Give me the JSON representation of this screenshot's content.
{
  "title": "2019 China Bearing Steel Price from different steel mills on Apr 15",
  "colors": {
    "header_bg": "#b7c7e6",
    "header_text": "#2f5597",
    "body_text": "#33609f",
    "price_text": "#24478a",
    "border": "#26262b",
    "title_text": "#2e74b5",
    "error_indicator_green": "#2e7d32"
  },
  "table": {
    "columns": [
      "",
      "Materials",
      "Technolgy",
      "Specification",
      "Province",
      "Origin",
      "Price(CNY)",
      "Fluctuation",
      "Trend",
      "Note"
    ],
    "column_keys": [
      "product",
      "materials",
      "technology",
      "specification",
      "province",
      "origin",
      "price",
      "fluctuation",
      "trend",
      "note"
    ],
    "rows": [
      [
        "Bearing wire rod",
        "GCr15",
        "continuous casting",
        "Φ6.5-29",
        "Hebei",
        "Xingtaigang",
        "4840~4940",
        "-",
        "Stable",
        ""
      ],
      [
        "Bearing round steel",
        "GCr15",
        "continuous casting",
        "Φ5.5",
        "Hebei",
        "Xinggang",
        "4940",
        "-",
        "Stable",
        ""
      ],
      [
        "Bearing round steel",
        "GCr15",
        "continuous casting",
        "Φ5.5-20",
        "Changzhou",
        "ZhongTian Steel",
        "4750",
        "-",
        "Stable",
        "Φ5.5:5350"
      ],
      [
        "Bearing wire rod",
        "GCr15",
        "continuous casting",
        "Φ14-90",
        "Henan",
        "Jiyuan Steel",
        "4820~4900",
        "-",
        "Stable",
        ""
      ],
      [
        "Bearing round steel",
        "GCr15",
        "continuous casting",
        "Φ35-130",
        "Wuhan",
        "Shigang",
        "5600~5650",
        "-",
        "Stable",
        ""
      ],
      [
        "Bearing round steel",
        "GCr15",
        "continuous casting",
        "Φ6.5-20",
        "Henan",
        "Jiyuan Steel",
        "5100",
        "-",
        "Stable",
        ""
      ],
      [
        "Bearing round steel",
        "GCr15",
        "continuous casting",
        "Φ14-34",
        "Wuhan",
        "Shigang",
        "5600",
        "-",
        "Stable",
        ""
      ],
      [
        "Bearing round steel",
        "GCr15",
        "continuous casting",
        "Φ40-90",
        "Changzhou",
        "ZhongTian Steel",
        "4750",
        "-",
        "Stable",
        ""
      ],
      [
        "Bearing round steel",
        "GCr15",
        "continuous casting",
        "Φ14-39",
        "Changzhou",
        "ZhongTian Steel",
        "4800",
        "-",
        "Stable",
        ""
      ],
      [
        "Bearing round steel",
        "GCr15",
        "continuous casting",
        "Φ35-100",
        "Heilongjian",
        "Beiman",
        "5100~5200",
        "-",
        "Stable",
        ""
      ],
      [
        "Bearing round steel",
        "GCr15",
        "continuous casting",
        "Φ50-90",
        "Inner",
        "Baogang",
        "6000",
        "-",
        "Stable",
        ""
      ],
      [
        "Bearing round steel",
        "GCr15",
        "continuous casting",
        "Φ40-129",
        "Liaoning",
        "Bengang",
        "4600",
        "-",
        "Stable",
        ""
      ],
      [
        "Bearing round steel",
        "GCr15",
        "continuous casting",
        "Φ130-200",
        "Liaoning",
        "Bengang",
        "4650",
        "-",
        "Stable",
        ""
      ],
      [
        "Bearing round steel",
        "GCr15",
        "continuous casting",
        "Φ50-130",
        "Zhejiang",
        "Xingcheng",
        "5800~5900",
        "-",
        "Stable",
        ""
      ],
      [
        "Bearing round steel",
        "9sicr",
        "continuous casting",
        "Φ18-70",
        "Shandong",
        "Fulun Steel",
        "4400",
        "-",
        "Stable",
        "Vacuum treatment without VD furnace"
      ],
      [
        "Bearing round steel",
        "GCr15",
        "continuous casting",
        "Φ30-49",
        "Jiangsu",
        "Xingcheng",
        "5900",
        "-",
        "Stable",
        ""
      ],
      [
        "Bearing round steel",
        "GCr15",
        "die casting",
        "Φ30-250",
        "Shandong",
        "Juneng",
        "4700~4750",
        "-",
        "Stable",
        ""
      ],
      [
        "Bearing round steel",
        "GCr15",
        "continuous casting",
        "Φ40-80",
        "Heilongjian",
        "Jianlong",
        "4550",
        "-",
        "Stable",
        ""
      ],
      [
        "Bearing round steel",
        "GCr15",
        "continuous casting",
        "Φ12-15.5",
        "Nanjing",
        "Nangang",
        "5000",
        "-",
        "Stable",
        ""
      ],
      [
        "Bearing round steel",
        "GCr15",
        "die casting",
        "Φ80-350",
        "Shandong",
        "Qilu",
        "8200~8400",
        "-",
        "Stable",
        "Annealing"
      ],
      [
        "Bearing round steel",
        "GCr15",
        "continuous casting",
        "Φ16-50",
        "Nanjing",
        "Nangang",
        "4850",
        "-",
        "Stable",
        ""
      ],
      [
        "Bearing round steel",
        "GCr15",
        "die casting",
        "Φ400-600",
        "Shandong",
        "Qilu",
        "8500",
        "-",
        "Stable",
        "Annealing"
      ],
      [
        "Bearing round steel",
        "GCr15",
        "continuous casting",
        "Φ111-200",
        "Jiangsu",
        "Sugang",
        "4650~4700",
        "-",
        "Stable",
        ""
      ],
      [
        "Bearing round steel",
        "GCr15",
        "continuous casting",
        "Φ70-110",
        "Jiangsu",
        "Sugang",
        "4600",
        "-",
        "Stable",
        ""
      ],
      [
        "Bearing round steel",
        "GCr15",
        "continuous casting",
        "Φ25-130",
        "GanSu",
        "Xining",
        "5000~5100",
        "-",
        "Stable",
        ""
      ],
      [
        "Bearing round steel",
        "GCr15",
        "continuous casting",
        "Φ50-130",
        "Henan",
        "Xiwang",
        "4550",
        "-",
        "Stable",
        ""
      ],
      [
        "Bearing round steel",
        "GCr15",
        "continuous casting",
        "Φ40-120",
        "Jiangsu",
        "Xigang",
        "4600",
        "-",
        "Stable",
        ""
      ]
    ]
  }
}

####

* **Given request**
Repeat the records above in full, character for character.

* **Result for this task**
Give me the JSON representation of this screenshot's content.
{
  "title": "2019 China Bearing Steel Price from different steel mills on Apr 15",
  "colors": {
    "header_bg": "#b7c7e6",
    "header_text": "#2f5597",
    "body_text": "#33609f",
    "price_text": "#24478a",
    "border": "#26262b",
    "title_text": "#2e74b5",
    "error_indicator_green": "#2e7d32"
  },
  "table": {
    "columns": [
      "",
      "Materials",
      "Technolgy",
      "Specification",
      "Province",
      "Origin",
      "Price(CNY)",
      "Fluctuation",
      "Trend",
      "Note"
    ],
    "column_keys": [
      "product",
      "materials",
      "technology",
      "specification",
      "province",
      "origin",
      "price",
      "fluctuation",
      "trend",
      "note"
    ],
    "rows": [
      [
        "Bearing wire rod",
        "GCr15",
        "continuous casting",
        "Φ6.5-29",
        "Hebei",
        "Xingtaigang",
        "4840~4940",
        "-",
        "Stable",
        ""
      ],
      [
        "Bearing round steel",
        "GCr15",
        "continuous casting",
        "Φ5.5",
        "Hebei",
        "Xinggang",
        "4940",
        "-",
        "Stable",
        ""
      ],
      [
        "Bearing round steel",
        "GCr15",
        "continuous casting",
        "Φ5.5-20",
        "Changzhou",
        "ZhongTian Steel",
        "4750",
        "-",
        "Stable",
        "Φ5.5:5350"
      ],
      [
        "Bearing wire rod",
        "GCr15",
        "continuous casting",
        "Φ14-90",
        "Henan",
        "Jiyuan Steel",
        "4820~4900",
        "-",
        "Stable",
        ""
      ],
      [
        "Bearing round steel",
        "GCr15",
        "continuous casting",
        "Φ35-130",
        "Wuhan",
        "Shigang",
        "5600~5650",
        "-",
        "Stable",
        ""
      ],
      [
        "Bearing round steel",
        "GCr15",
        "continuous casting",
        "Φ6.5-20",
        "Henan",
        "Jiyuan Steel",
        "5100",
        "-",
        "Stable",
        ""
      ],
      [
        "Bearing round steel",
        "GCr15",
        "continuous casting",
        "Φ14-34",
        "Wuhan",
        "Shigang",
        "5600",
        "-",
        "Stable",
        ""
      ],
      [
        "Bearing round steel",
        "GCr15",
        "continuous casting",
        "Φ40-90",
        "Changzhou",
        "ZhongTian Steel",
        "4750",
        "-",
        "Stable",
        ""
      ],
      [
        "Bearing round steel",
        "GCr15",
        "continuous casting",
        "Φ14-39",
        "Changzhou",
        "ZhongTian Steel",
        "4800",
        "-",
        "Stable",
        ""
      ],
      [
        "Bearing round steel",
        "GCr15",
        "continuous casting",
        "Φ35-100",
        "Heilongjian",
        "Beiman",
        "5100~5200",
        "-",
        "Stable",
        ""
      ],
      [
        "Bearing round steel",
        "GCr15",
        "continuous casting",
        "Φ50-90",
        "Inner",
        "Baogang",
        "6000",
        "-",
        "Stable",
        ""
      ],
      [
        "Bearing round steel",
        "GCr15",
        "continuous casting",
        "Φ40-129",
        "Liaoning",
        "Bengang",
        "4600",
        "-",
        "Stable",
        ""
      ],
      [
        "Bearing round steel",
        "GCr15",
        "continuous casting",
        "Φ130-200",
        "Liaoning",
        "Bengang",
        "4650",
        "-",
        "Stable",
        ""
      ],
      [
        "Bearing round steel",
        "GCr15",
        "continuous casting",
        "Φ50-130",
        "Zhejiang",
        "Xingcheng",
        "5800~5900",
        "-",
        "Stable",
        ""
      ],
      [
        "Bearing round steel",
        "9sicr",
        "continuous casting",
        "Φ18-70",
        "Shandong",
        "Fulun Steel",
        "4400",
        "-",
        "Stable",
        "Vacuum treatment without VD furnace"
      ],
      [
        "Bearing round steel",
        "GCr15",
        "continuous casting",
        "Φ30-49",
        "Jiangsu",
        "Xingcheng",
        "5900",
        "-",
        "Stable",
        ""
      ],
      [
        "Bearing round steel",
        "GCr15",
        "die casting",
        "Φ30-250",
        "Shandong",
        "Juneng",
        "4700~4750",
        "-",
        "Stable",
        ""
      ],
      [
        "Bearing round steel",
        "GCr15",
        "continuous casting",
        "Φ40-80",
        "Heilongjian",
        "Jianlong",
        "4550",
        "-",
        "Stable",
        ""
      ],
      [
        "Bearing round steel",
        "GCr15",
        "continuous casting",
        "Φ12-15.5",
        "Nanjing",
        "Nangang",
        "5000",
        "-",
        "Stable",
        ""
      ],
      [
        "Bearing round steel",
        "GCr15",
        "die casting",
        "Φ80-350",
        "Shandong",
        "Qilu",
        "8200~8400",
        "-",
        "Stable",
        "Annealing"
      ],
      [
        "Bearing round steel",
        "GCr15",
        "continuous casting",
        "Φ16-50",
        "Nanjing",
        "Nangang",
        "4850",
        "-",
        "Stable",
        ""
      ],
      [
        "Bearing round steel",
        "GCr15",
        "die casting",
        "Φ400-600",
        "Shandong",
        "Qilu",
        "8500",
        "-",
        "Stable",
        "Annealing"
      ],
      [
        "Bearing round steel",
        "GCr15",
        "continuous casting",
        "Φ111-200",
        "Jiangsu",
        "Sugang",
        "4650~4700",
        "-",
        "Stable",
        ""
      ],
      [
        "Bearing round steel",
        "GCr15",
        "continuous casting",
        "Φ70-110",
        "Jiangsu",
        "Sugang",
        "4600",
        "-",
        "Stable",
        ""
      ],
      [
        "Bearing round steel",
        "GCr15",
        "continuous casting",
        "Φ25-130",
        "GanSu",
        "Xining",
        "5000~5100",
        "-",
        "Stable",
        ""
      ],
      [
        "Bearing round steel",
        "GCr15",
        "continuous casting",
        "Φ50-130",
        "Henan",
        "Xiwang",
        "4550",
        "-",
        "Stable",
        ""
      ],
      [
        "Bearing round steel",
        "GCr15",
        "continuous casting",
        "Φ40-120",
        "Jiangsu",
        "Xigang",
        "4600",
        "-",
        "Stable",
        ""
      ]
    ]
  }
}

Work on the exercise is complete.